* [Goal]
Your answer is a single number: how many lines hold the word "Management"?

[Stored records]
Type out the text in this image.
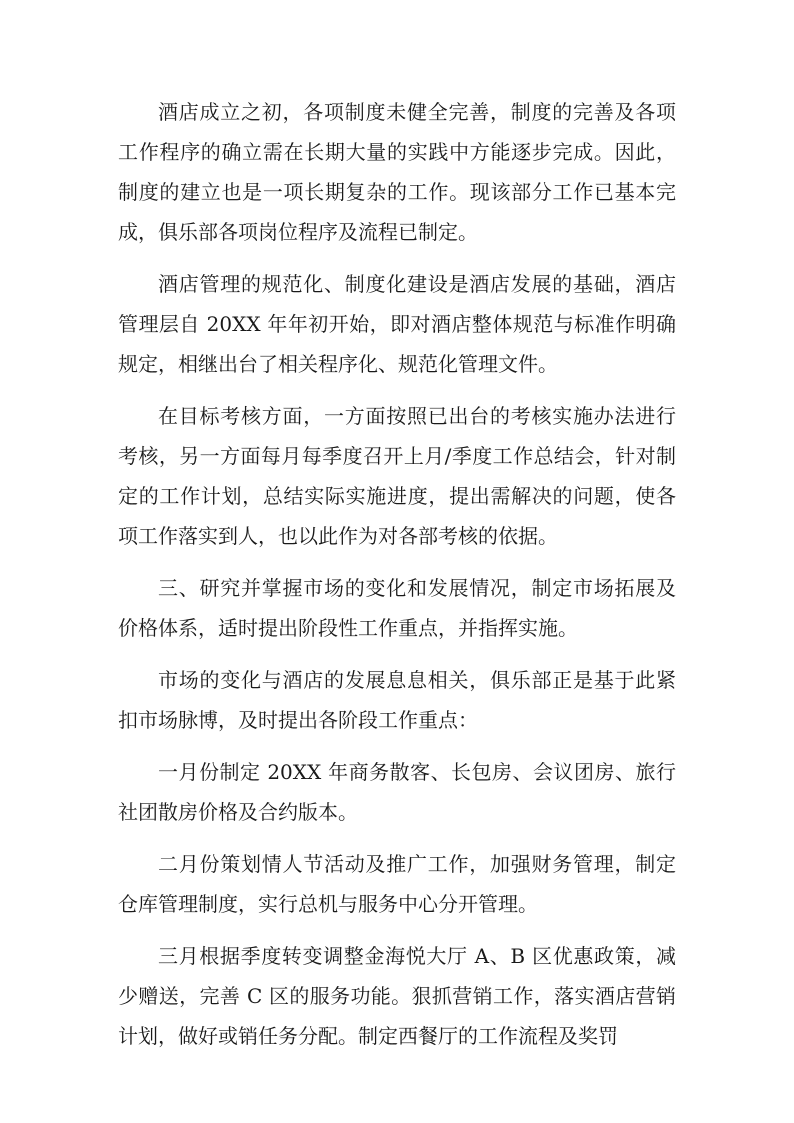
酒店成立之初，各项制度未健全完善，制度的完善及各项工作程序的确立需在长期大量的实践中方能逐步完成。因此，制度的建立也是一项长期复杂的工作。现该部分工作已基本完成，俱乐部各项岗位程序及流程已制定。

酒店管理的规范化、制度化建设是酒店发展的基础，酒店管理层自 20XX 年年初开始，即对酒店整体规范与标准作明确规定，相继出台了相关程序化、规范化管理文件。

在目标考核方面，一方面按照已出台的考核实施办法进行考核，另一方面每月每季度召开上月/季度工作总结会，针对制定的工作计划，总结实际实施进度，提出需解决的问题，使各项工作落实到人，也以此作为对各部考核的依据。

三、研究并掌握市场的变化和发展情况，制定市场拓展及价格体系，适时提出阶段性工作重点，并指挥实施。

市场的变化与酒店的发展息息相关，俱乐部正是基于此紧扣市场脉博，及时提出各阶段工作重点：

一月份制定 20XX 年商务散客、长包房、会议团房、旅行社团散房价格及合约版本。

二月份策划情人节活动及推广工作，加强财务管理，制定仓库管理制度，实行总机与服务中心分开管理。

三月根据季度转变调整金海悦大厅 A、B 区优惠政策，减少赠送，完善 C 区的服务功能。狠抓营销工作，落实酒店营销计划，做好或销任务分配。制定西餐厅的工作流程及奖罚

* * *

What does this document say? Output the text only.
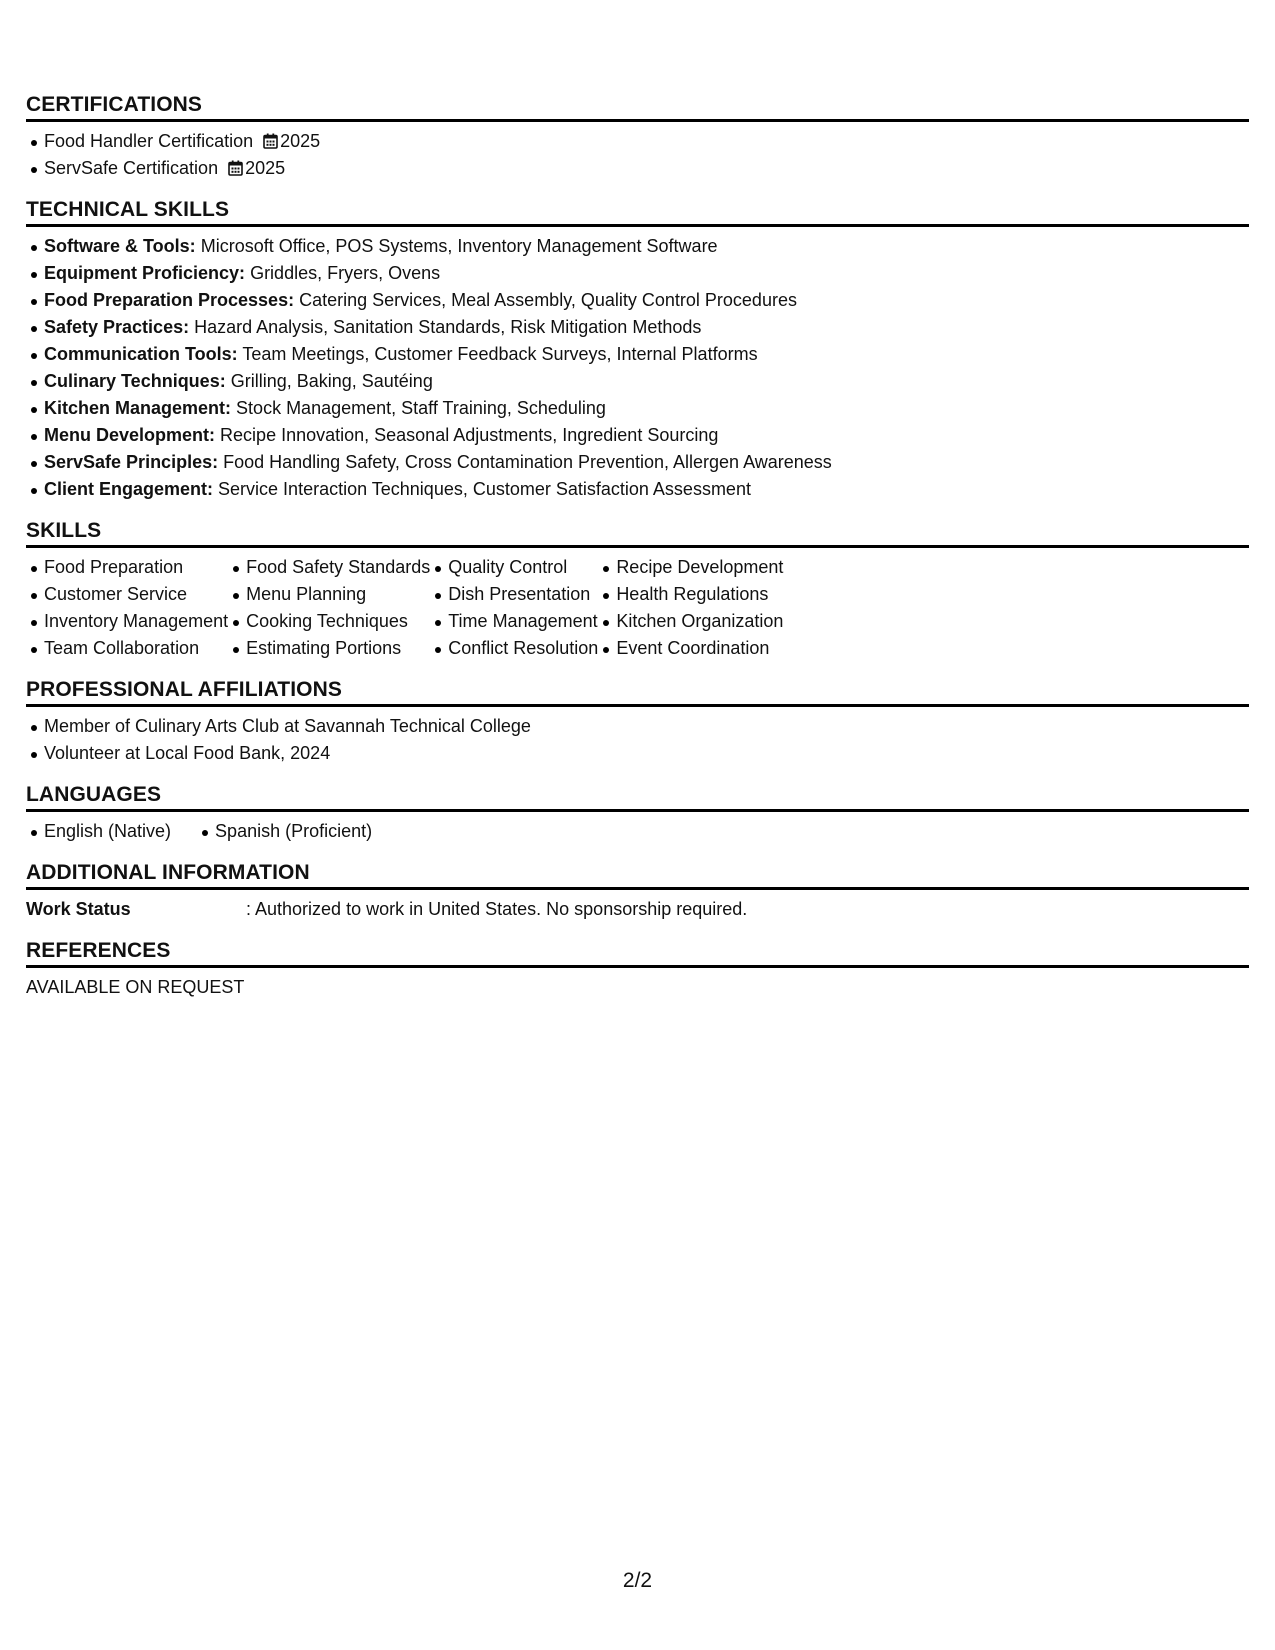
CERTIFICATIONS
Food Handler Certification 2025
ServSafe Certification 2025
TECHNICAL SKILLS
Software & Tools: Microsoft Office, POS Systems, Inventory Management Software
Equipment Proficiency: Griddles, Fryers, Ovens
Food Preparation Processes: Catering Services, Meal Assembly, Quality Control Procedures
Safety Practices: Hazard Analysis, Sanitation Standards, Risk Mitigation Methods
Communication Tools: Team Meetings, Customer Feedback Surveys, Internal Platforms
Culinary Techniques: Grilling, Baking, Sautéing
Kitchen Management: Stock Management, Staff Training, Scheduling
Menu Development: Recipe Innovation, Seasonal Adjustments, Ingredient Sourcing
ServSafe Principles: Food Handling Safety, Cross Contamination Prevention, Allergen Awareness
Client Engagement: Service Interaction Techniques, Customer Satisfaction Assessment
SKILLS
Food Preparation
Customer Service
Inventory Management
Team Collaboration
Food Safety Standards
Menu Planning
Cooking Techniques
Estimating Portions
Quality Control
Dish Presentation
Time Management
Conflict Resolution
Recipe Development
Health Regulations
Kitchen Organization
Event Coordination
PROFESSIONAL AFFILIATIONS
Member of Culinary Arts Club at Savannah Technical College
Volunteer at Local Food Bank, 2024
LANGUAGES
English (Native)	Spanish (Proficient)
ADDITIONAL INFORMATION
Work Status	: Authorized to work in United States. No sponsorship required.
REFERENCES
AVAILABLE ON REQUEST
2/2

* [Worked solution]
4